• **Information shown**
--------------------------------

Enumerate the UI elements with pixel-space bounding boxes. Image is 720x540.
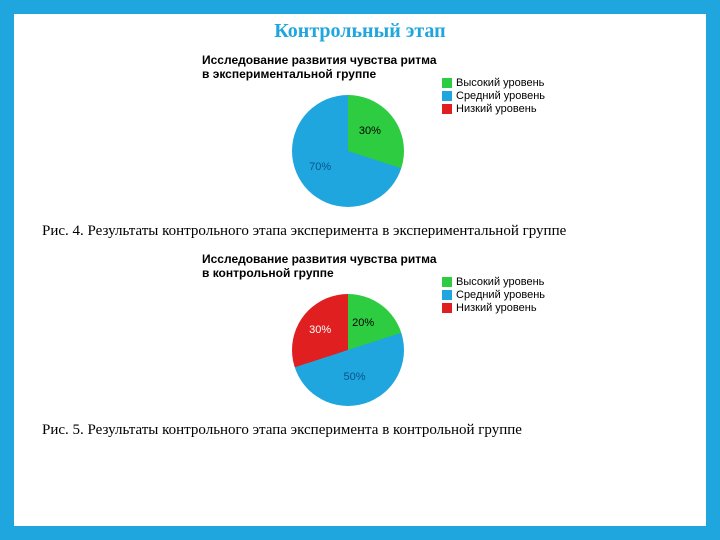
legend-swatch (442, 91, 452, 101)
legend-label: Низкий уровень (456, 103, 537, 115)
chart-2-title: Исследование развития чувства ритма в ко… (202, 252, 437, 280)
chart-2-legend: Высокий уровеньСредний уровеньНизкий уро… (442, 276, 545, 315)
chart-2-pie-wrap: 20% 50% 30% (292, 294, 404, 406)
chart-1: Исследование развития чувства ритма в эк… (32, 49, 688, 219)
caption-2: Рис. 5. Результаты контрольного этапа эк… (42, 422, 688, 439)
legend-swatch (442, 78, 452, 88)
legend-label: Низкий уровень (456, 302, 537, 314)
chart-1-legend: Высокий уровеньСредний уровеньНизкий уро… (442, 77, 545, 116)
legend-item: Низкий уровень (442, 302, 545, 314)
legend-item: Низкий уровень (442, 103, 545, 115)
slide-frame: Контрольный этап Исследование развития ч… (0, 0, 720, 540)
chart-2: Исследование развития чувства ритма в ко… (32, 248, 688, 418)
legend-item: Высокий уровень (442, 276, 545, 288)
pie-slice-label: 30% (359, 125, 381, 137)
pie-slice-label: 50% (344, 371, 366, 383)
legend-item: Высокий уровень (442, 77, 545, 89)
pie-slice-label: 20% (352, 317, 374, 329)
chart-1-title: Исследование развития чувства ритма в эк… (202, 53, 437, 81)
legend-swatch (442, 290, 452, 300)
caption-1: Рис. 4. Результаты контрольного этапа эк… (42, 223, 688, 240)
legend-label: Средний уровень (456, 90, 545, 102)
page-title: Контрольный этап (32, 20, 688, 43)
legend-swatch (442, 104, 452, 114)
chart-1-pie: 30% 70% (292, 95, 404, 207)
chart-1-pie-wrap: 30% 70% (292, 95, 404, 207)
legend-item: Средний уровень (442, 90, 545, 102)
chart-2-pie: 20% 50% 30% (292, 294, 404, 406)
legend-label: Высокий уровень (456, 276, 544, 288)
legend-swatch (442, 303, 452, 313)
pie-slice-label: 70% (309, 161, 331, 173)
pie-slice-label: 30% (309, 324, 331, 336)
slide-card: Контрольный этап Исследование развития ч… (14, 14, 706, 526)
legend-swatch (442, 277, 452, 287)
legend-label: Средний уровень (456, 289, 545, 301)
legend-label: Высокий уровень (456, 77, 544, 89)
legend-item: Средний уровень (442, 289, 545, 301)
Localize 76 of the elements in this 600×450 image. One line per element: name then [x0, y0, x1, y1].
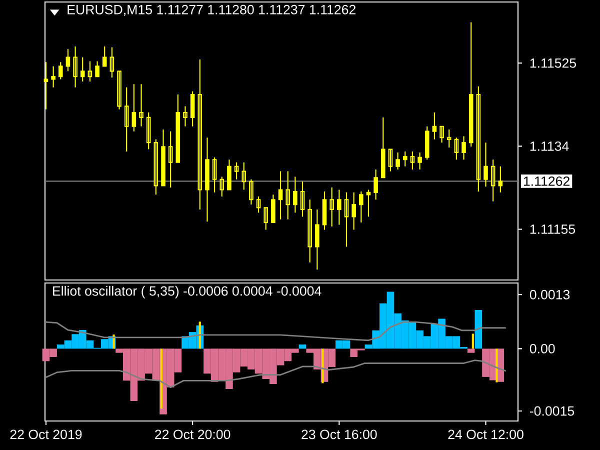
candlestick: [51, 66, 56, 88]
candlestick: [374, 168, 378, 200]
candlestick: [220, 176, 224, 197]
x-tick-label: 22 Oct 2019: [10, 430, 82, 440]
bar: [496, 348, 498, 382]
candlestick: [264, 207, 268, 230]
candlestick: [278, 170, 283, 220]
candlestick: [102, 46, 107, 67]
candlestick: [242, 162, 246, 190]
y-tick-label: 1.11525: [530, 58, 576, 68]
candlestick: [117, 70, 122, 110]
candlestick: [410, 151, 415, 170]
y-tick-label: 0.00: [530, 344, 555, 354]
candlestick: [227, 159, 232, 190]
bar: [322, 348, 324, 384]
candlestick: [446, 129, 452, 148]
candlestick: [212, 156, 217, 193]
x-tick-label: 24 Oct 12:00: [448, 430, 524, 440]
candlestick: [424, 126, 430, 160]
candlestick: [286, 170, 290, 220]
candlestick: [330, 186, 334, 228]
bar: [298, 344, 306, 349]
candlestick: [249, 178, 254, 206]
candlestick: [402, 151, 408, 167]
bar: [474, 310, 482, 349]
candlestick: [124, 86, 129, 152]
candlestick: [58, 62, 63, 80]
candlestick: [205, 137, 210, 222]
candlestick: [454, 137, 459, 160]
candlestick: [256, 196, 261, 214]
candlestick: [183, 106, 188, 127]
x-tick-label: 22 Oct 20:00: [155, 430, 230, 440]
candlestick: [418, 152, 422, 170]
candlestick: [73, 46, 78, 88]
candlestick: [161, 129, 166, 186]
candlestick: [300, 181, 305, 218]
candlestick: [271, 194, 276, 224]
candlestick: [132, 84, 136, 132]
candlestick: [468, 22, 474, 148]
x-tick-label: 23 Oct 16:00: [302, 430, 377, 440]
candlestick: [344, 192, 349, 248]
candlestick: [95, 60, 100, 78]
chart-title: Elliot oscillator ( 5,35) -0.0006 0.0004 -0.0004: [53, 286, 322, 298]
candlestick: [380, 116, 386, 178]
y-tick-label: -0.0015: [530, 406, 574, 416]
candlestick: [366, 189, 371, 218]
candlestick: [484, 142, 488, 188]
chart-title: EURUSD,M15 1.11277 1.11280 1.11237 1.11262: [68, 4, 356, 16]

--------------------------------

• **Exercise objective**
Reproduce both items above line for line without changing anything, and leave out the pictures.

• **Solution to this exercise**
Enumerate the UI elements with pixel-space bounding boxes. Image is 720x540.
legend-swatch (442, 91, 452, 101)
legend-label: Низкий уровень (456, 103, 537, 115)
chart-2-title: Исследование развития чувства ритма в ко… (202, 252, 437, 280)
chart-2-legend: Высокий уровеньСредний уровеньНизкий уро… (442, 276, 545, 315)
chart-2-pie-wrap: 20% 50% 30% (292, 294, 404, 406)
chart-1: Исследование развития чувства ритма в эк… (32, 49, 688, 219)
caption-2: Рис. 5. Результаты контрольного этапа эк… (42, 422, 688, 439)
legend-swatch (442, 78, 452, 88)
legend-label: Низкий уровень (456, 302, 537, 314)
chart-1-legend: Высокий уровеньСредний уровеньНизкий уро… (442, 77, 545, 116)
legend-item: Низкий уровень (442, 302, 545, 314)
legend-item: Низкий уровень (442, 103, 545, 115)
slide-frame: Контрольный этап Исследование развития ч… (0, 0, 720, 540)
chart-2: Исследование развития чувства ритма в ко… (32, 248, 688, 418)
legend-item: Высокий уровень (442, 276, 545, 288)
pie-slice-label: 30% (359, 125, 381, 137)
pie-slice-label: 50% (344, 371, 366, 383)
legend-item: Высокий уровень (442, 77, 545, 89)
pie-slice-label: 20% (352, 317, 374, 329)
chart-1-title: Исследование развития чувства ритма в эк… (202, 53, 437, 81)
legend-swatch (442, 290, 452, 300)
caption-1: Рис. 4. Результаты контрольного этапа эк… (42, 223, 688, 240)
legend-label: Средний уровень (456, 90, 545, 102)
page-title: Контрольный этап (32, 20, 688, 43)
legend-swatch (442, 104, 452, 114)
chart-1-pie: 30% 70% (292, 95, 404, 207)
chart-1-pie-wrap: 30% 70% (292, 95, 404, 207)
legend-item: Средний уровень (442, 90, 545, 102)
chart-2-pie: 20% 50% 30% (292, 294, 404, 406)
legend-label: Высокий уровень (456, 276, 544, 288)
legend-swatch (442, 303, 452, 313)
pie-slice-label: 70% (309, 161, 331, 173)
pie-slice-label: 30% (309, 324, 331, 336)
slide-card: Контрольный этап Исследование развития ч… (14, 14, 706, 526)
legend-swatch (442, 277, 452, 287)
legend-label: Средний уровень (456, 289, 545, 301)
legend-label: Высокий уровень (456, 77, 544, 89)
legend-item: Средний уровень (442, 289, 545, 301)
Localize 76 of the elements in this 600×450 image. One line per element: name then [x0, y0, x1, y1].
candlestick: [51, 66, 56, 88]
candlestick: [374, 168, 378, 200]
candlestick: [220, 176, 224, 197]
x-tick-label: 22 Oct 2019: [10, 430, 82, 440]
bar: [496, 348, 498, 382]
candlestick: [264, 207, 268, 230]
candlestick: [278, 170, 283, 220]
candlestick: [102, 46, 107, 67]
candlestick: [242, 162, 246, 190]
y-tick-label: 1.11525: [530, 58, 576, 68]
candlestick: [117, 70, 122, 110]
candlestick: [410, 151, 415, 170]
y-tick-label: 0.00: [530, 344, 555, 354]
candlestick: [227, 159, 232, 190]
bar: [322, 348, 324, 384]
candlestick: [446, 129, 452, 148]
candlestick: [212, 156, 217, 193]
x-tick-label: 24 Oct 12:00: [448, 430, 524, 440]
candlestick: [424, 126, 430, 160]
candlestick: [286, 170, 290, 220]
candlestick: [330, 186, 334, 228]
bar: [298, 344, 306, 349]
candlestick: [249, 178, 254, 206]
candlestick: [402, 151, 408, 167]
bar: [474, 310, 482, 349]
candlestick: [124, 86, 129, 152]
candlestick: [58, 62, 63, 80]
candlestick: [205, 137, 210, 222]
candlestick: [454, 137, 459, 160]
candlestick: [256, 196, 261, 214]
candlestick: [183, 106, 188, 127]
x-tick-label: 22 Oct 20:00: [155, 430, 230, 440]
candlestick: [418, 152, 422, 170]
candlestick: [73, 46, 78, 88]
candlestick: [161, 129, 166, 186]
candlestick: [300, 181, 305, 218]
candlestick: [271, 194, 276, 224]
candlestick: [132, 84, 136, 132]
candlestick: [468, 22, 474, 148]
x-tick-label: 23 Oct 16:00: [302, 430, 377, 440]
candlestick: [344, 192, 349, 248]
candlestick: [95, 60, 100, 78]
chart-title: Elliot oscillator ( 5,35) -0.0006 0.0004 -0.0004: [53, 286, 322, 298]
candlestick: [380, 116, 386, 178]
y-tick-label: -0.0015: [530, 406, 574, 416]
candlestick: [366, 189, 371, 218]
candlestick: [484, 142, 488, 188]
chart-title: EURUSD,M15 1.11277 1.11280 1.11237 1.11262: [68, 4, 356, 16]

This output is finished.